- [Given exercise]:
Every line below that contains "JSON" is to be copied.

- [Entries provided]:
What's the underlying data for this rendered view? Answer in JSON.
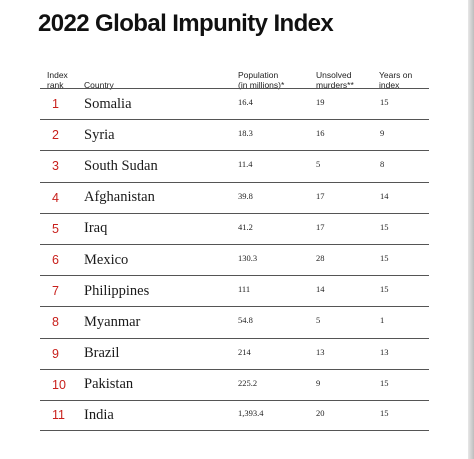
{
  "title": "2022 Global Impunity Index",
  "headers": {
    "rank_line1": "Index",
    "rank_line2": "rank",
    "country": "Country",
    "population_line1": "Population",
    "population_line2": "(in millions)*",
    "murders_line1": "Unsolved",
    "murders_line2": "murders**",
    "years_line1": "Years on",
    "years_line2": "index"
  },
  "rows": [
    {
      "rank": "1",
      "country": "Somalia",
      "population": "16.4",
      "murders": "19",
      "years": "15"
    },
    {
      "rank": "2",
      "country": "Syria",
      "population": "18.3",
      "murders": "16",
      "years": "9"
    },
    {
      "rank": "3",
      "country": "South Sudan",
      "population": "11.4",
      "murders": "5",
      "years": "8"
    },
    {
      "rank": "4",
      "country": "Afghanistan",
      "population": "39.8",
      "murders": "17",
      "years": "14"
    },
    {
      "rank": "5",
      "country": "Iraq",
      "population": "41.2",
      "murders": "17",
      "years": "15"
    },
    {
      "rank": "6",
      "country": "Mexico",
      "population": "130.3",
      "murders": "28",
      "years": "15"
    },
    {
      "rank": "7",
      "country": "Philippines",
      "population": "111",
      "murders": "14",
      "years": "15"
    },
    {
      "rank": "8",
      "country": "Myanmar",
      "population": "54.8",
      "murders": "5",
      "years": "1"
    },
    {
      "rank": "9",
      "country": "Brazil",
      "population": "214",
      "murders": "13",
      "years": "13"
    },
    {
      "rank": "10",
      "country": "Pakistan",
      "population": "225.2",
      "murders": "9",
      "years": "15"
    },
    {
      "rank": "11",
      "country": "India",
      "population": "1,393.4",
      "murders": "20",
      "years": "15"
    }
  ],
  "colors": {
    "rank_accent": "#c8201c",
    "text": "#1a1a1a",
    "rule": "#555555"
  }
}
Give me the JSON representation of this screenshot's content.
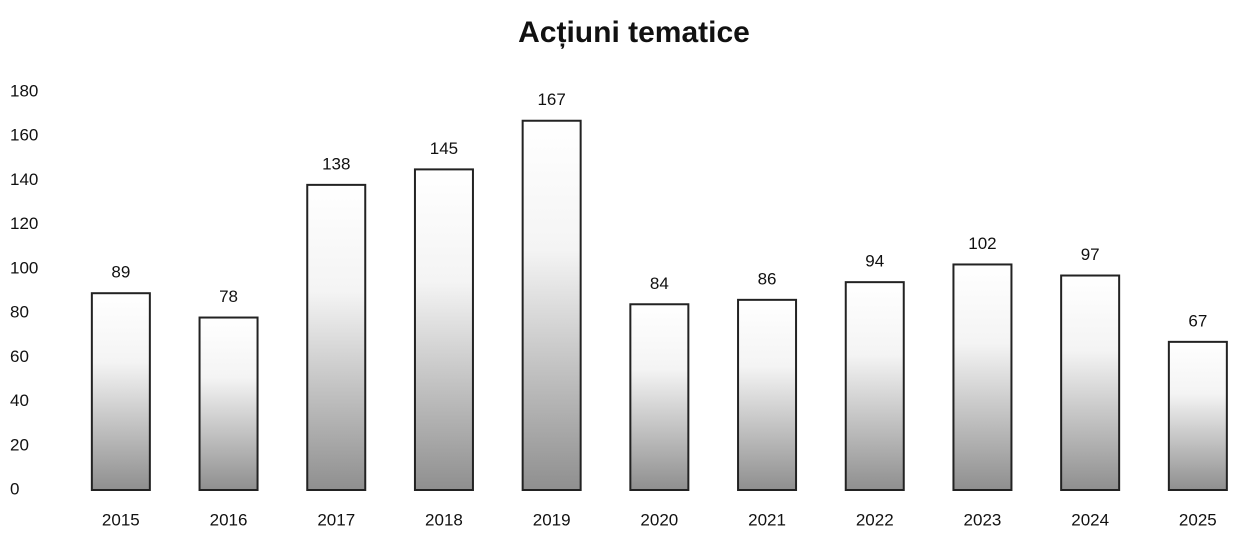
{
  "chart_data": {
    "type": "bar",
    "title": "Acțiuni tematice",
    "categories": [
      "2015",
      "2016",
      "2017",
      "2018",
      "2019",
      "2020",
      "2021",
      "2022",
      "2023",
      "2024",
      "2025"
    ],
    "values": [
      89,
      78,
      138,
      145,
      167,
      84,
      86,
      94,
      102,
      97,
      67
    ],
    "color": "#8f8f8f",
    "ylim": [
      0,
      180
    ],
    "yticks": [
      0,
      20,
      40,
      60,
      80,
      100,
      120,
      140,
      160,
      180
    ],
    "grid": false
  }
}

- [Output for this exercise]:
What's the underlying data for this rendered view? Answer in JSON.
Give me the JSON representation of this screenshot's content.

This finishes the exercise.